### WRITTEN TASK
Make an exact copy of the records, dropping all pictures.

### MATERIAL

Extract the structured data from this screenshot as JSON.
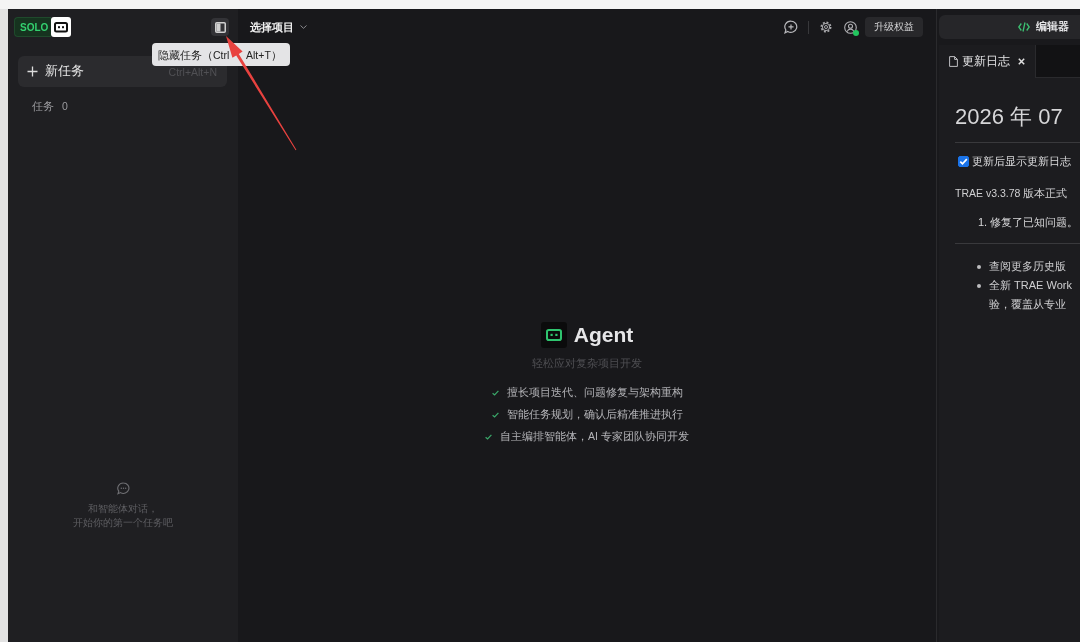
{
  "sidebar": {
    "logo": "SOLO",
    "tooltip": [
      "隐藏任务（Ctrl",
      "Alt+T）"
    ],
    "new_task": {
      "label": "新任务",
      "shortcut": "Ctrl+Alt+N"
    },
    "tasks": {
      "label": "任务",
      "count": "0"
    },
    "empty_hint": [
      "和智能体对话，",
      "开始你的第一个任务吧"
    ]
  },
  "toolbar": {
    "project_picker": "选择项目",
    "user_online": true,
    "upgrade_button": "升级权益"
  },
  "agent": {
    "title": "Agent",
    "subtitle": "轻松应对复杂项目开发",
    "features": [
      "擅长项目迭代、问题修复与架构重构",
      "智能任务规划，确认后精准推进执行",
      "自主编排智能体，AI 专家团队协同开发"
    ]
  },
  "editor_panel": {
    "editor_button": "编辑器",
    "tabs": [
      {
        "label": "更新日志",
        "selected": true
      }
    ],
    "changelog": {
      "heading": "2026 年 07",
      "show_after_update": {
        "label": "更新后显示更新日志",
        "checked": true
      },
      "intro": "TRAE v3.3.78 版本正式",
      "items": [
        "1. 修复了已知问题。"
      ],
      "bullets": [
        {
          "lines": [
            "查阅更多历史版"
          ]
        },
        {
          "lines": [
            "全新 TRAE Work",
            "验，覆盖从专业"
          ]
        }
      ]
    }
  }
}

### FINISHED ANSWER
Extract the structured data from this screenshot as JSON.
{
  "sidebar": {
    "logo": "SOLO",
    "tooltip": [
      "隐藏任务（Ctrl",
      "Alt+T）"
    ],
    "new_task": {
      "label": "新任务",
      "shortcut": "Ctrl+Alt+N"
    },
    "tasks": {
      "label": "任务",
      "count": "0"
    },
    "empty_hint": [
      "和智能体对话，",
      "开始你的第一个任务吧"
    ]
  },
  "toolbar": {
    "project_picker": "选择项目",
    "user_online": true,
    "upgrade_button": "升级权益"
  },
  "agent": {
    "title": "Agent",
    "subtitle": "轻松应对复杂项目开发",
    "features": [
      "擅长项目迭代、问题修复与架构重构",
      "智能任务规划，确认后精准推进执行",
      "自主编排智能体，AI 专家团队协同开发"
    ]
  },
  "editor_panel": {
    "editor_button": "编辑器",
    "tabs": [
      {
        "label": "更新日志",
        "selected": true
      }
    ],
    "changelog": {
      "heading": "2026 年 07",
      "show_after_update": {
        "label": "更新后显示更新日志",
        "checked": true
      },
      "intro": "TRAE v3.3.78 版本正式",
      "items": [
        "1. 修复了已知问题。"
      ],
      "bullets": [
        {
          "lines": [
            "查阅更多历史版"
          ]
        },
        {
          "lines": [
            "全新 TRAE Work",
            "验，覆盖从专业"
          ]
        }
      ]
    }
  }
}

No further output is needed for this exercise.